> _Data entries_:

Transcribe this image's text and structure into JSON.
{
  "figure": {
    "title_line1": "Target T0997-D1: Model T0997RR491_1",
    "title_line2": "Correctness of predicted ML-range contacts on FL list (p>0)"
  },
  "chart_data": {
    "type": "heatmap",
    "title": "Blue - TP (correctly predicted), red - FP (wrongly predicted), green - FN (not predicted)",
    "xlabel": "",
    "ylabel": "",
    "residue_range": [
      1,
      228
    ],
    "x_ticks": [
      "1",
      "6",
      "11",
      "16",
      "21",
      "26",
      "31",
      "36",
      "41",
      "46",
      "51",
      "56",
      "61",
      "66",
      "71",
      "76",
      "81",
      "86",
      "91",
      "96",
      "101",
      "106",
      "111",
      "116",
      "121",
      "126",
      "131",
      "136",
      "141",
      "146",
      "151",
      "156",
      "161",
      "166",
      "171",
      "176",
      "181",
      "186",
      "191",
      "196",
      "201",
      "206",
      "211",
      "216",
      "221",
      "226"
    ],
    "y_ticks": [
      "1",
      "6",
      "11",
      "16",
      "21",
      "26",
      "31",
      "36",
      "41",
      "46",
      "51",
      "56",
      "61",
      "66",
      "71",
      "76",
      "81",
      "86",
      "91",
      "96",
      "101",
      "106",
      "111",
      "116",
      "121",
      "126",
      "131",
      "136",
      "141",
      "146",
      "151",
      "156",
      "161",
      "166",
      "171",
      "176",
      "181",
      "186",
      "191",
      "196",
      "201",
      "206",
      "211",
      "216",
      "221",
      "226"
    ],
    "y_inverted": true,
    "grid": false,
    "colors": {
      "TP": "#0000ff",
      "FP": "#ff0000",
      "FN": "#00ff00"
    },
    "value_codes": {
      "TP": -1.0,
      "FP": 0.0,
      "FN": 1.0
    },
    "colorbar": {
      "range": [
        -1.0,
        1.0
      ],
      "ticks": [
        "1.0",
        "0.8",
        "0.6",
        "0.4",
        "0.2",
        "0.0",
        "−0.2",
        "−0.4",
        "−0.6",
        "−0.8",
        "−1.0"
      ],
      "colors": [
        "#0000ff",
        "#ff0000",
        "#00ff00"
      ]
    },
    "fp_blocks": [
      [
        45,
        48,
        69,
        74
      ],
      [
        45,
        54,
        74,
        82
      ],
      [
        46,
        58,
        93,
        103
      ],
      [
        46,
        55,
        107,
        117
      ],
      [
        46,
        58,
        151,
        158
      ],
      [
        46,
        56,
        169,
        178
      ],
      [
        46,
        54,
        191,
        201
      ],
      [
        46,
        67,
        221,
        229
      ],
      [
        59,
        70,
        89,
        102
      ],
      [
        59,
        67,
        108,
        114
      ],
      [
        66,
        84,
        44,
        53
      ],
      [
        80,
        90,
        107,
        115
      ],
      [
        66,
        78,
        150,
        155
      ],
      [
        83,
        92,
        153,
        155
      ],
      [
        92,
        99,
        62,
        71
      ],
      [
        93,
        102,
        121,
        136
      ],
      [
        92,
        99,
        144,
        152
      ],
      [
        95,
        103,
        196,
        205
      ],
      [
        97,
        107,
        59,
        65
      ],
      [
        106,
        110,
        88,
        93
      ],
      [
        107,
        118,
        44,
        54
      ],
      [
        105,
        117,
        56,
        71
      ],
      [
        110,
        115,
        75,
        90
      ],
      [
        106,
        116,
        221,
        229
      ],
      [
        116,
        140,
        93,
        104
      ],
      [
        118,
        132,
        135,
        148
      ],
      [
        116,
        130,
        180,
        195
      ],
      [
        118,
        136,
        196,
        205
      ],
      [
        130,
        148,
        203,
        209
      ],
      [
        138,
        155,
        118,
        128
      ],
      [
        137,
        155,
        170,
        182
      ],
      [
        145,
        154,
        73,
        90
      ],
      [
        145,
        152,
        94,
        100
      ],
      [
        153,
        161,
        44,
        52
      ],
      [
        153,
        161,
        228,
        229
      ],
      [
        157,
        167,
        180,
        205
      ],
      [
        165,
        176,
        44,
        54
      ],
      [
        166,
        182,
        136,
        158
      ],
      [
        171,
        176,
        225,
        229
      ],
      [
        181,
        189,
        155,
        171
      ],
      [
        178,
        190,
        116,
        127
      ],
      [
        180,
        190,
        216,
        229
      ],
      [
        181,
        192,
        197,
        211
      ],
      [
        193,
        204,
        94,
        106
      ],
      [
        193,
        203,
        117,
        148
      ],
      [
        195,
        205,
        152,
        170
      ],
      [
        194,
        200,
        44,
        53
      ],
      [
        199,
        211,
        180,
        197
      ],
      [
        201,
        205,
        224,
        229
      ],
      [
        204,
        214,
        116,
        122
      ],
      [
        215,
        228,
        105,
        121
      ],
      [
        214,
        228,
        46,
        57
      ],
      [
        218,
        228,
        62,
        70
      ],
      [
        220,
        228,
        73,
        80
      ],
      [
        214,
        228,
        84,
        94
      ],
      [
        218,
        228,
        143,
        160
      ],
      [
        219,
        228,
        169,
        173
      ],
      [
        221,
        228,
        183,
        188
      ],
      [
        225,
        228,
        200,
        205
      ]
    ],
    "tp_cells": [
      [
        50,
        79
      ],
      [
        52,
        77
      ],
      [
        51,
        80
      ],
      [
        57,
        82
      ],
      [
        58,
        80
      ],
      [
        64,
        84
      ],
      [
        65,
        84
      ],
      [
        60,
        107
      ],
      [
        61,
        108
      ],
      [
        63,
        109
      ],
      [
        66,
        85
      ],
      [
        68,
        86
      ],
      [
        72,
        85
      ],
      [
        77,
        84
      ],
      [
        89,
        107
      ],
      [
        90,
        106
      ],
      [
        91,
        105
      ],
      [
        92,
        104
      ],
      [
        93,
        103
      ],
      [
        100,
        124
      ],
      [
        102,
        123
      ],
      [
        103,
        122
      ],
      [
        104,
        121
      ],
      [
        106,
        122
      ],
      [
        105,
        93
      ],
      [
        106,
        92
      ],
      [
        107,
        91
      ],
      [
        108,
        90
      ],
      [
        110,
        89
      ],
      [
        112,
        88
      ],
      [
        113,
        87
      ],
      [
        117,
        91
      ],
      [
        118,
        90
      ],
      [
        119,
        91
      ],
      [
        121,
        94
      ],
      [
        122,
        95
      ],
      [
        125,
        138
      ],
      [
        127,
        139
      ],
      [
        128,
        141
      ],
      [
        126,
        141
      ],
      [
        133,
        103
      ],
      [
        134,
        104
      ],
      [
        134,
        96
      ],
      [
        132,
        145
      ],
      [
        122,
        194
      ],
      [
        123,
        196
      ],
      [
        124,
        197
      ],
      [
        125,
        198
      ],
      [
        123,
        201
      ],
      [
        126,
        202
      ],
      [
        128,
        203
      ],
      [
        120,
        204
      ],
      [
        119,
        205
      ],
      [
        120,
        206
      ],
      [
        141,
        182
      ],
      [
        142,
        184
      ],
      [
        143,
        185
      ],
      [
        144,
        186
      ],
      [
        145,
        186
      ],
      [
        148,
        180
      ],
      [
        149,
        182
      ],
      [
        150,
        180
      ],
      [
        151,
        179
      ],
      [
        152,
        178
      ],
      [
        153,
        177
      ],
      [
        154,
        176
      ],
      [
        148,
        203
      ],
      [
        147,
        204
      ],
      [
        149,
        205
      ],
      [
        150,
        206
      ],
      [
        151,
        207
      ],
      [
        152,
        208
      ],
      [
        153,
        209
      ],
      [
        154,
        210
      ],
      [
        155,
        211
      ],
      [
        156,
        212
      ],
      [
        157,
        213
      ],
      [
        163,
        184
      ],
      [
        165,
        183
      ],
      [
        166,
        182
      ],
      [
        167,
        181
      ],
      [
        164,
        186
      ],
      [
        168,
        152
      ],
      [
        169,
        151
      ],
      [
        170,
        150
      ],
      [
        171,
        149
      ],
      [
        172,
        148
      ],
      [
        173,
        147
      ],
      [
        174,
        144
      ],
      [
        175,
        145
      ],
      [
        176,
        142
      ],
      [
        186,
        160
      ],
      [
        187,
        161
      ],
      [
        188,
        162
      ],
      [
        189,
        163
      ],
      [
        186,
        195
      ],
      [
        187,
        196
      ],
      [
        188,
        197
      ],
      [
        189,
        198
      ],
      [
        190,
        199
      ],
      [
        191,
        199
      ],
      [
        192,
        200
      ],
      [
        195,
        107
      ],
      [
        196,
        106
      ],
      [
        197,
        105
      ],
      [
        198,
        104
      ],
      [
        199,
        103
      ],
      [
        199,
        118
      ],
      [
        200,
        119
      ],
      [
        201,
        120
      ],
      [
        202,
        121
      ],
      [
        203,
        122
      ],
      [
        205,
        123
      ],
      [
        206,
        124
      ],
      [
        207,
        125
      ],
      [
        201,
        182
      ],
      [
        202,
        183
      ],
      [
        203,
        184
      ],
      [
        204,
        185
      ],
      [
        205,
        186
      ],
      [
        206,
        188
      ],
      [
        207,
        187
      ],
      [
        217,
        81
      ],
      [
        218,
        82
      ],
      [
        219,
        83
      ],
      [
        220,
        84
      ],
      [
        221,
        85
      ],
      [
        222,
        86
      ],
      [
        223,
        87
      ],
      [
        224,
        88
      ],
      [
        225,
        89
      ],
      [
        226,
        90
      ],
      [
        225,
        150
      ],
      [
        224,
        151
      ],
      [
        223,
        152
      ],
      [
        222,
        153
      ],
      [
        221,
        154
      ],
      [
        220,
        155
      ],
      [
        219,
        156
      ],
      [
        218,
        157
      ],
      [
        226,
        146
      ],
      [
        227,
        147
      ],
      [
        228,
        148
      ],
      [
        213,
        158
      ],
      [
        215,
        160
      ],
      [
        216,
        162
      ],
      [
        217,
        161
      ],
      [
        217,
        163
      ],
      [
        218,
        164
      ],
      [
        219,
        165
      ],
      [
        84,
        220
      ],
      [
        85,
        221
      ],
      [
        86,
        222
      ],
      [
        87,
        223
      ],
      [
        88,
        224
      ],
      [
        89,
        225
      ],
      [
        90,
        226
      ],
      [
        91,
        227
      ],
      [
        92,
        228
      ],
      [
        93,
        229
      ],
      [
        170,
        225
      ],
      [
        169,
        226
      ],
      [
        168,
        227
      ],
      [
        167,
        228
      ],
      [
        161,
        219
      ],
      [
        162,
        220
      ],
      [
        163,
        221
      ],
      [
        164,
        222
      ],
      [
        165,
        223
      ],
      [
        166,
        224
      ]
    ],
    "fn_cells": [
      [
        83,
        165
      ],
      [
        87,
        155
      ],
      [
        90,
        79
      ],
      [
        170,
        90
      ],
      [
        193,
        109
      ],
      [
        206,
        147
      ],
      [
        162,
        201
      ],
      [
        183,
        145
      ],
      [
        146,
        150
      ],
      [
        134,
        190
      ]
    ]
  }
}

> _Aim_: Only the number is wanted: how many lines of the data contain the word "predicted"?

> _Final result_: 2